» What is expected: Transcribe the records that follow. Keep every word exactly, and drop the pictures.
··· Records for the task
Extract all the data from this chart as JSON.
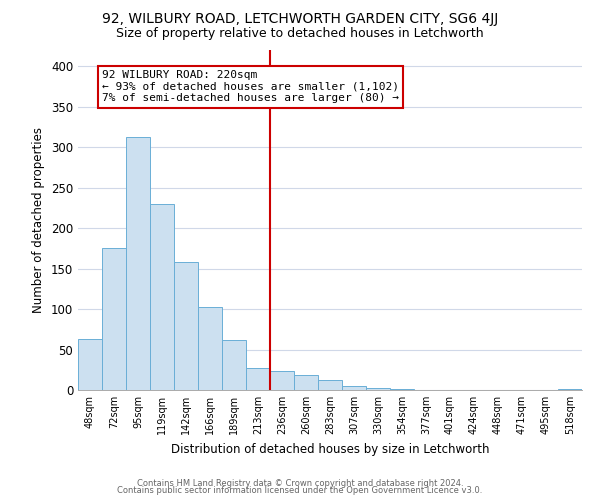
{
  "title": "92, WILBURY ROAD, LETCHWORTH GARDEN CITY, SG6 4JJ",
  "subtitle": "Size of property relative to detached houses in Letchworth",
  "xlabel": "Distribution of detached houses by size in Letchworth",
  "ylabel": "Number of detached properties",
  "bar_labels": [
    "48sqm",
    "72sqm",
    "95sqm",
    "119sqm",
    "142sqm",
    "166sqm",
    "189sqm",
    "213sqm",
    "236sqm",
    "260sqm",
    "283sqm",
    "307sqm",
    "330sqm",
    "354sqm",
    "377sqm",
    "401sqm",
    "424sqm",
    "448sqm",
    "471sqm",
    "495sqm",
    "518sqm"
  ],
  "bar_values": [
    63,
    175,
    313,
    230,
    158,
    103,
    62,
    27,
    24,
    18,
    12,
    5,
    2,
    1,
    0,
    0,
    0,
    0,
    0,
    0,
    1
  ],
  "bar_color": "#cce0f0",
  "bar_edge_color": "#6aaed6",
  "vline_x": 7.5,
  "vline_color": "#cc0000",
  "annotation_line1": "92 WILBURY ROAD: 220sqm",
  "annotation_line2": "← 93% of detached houses are smaller (1,102)",
  "annotation_line3": "7% of semi-detached houses are larger (80) →",
  "annotation_box_color": "#ffffff",
  "annotation_box_edge": "#cc0000",
  "ylim": [
    0,
    420
  ],
  "yticks": [
    0,
    50,
    100,
    150,
    200,
    250,
    300,
    350,
    400
  ],
  "footer_line1": "Contains HM Land Registry data © Crown copyright and database right 2024.",
  "footer_line2": "Contains public sector information licensed under the Open Government Licence v3.0.",
  "background_color": "#ffffff",
  "grid_color": "#d0d8e8"
}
······
» Task output:
Extract all the data from this chart as JSON.
{
  "title": "92, WILBURY ROAD, LETCHWORTH GARDEN CITY, SG6 4JJ",
  "subtitle": "Size of property relative to detached houses in Letchworth",
  "xlabel": "Distribution of detached houses by size in Letchworth",
  "ylabel": "Number of detached properties",
  "bar_labels": [
    "48sqm",
    "72sqm",
    "95sqm",
    "119sqm",
    "142sqm",
    "166sqm",
    "189sqm",
    "213sqm",
    "236sqm",
    "260sqm",
    "283sqm",
    "307sqm",
    "330sqm",
    "354sqm",
    "377sqm",
    "401sqm",
    "424sqm",
    "448sqm",
    "471sqm",
    "495sqm",
    "518sqm"
  ],
  "bar_values": [
    63,
    175,
    313,
    230,
    158,
    103,
    62,
    27,
    24,
    18,
    12,
    5,
    2,
    1,
    0,
    0,
    0,
    0,
    0,
    0,
    1
  ],
  "bar_color": "#cce0f0",
  "bar_edge_color": "#6aaed6",
  "vline_x": 7.5,
  "vline_color": "#cc0000",
  "annotation_line1": "92 WILBURY ROAD: 220sqm",
  "annotation_line2": "← 93% of detached houses are smaller (1,102)",
  "annotation_line3": "7% of semi-detached houses are larger (80) →",
  "annotation_box_color": "#ffffff",
  "annotation_box_edge": "#cc0000",
  "ylim": [
    0,
    420
  ],
  "yticks": [
    0,
    50,
    100,
    150,
    200,
    250,
    300,
    350,
    400
  ],
  "footer_line1": "Contains HM Land Registry data © Crown copyright and database right 2024.",
  "footer_line2": "Contains public sector information licensed under the Open Government Licence v3.0.",
  "background_color": "#ffffff",
  "grid_color": "#d0d8e8"
}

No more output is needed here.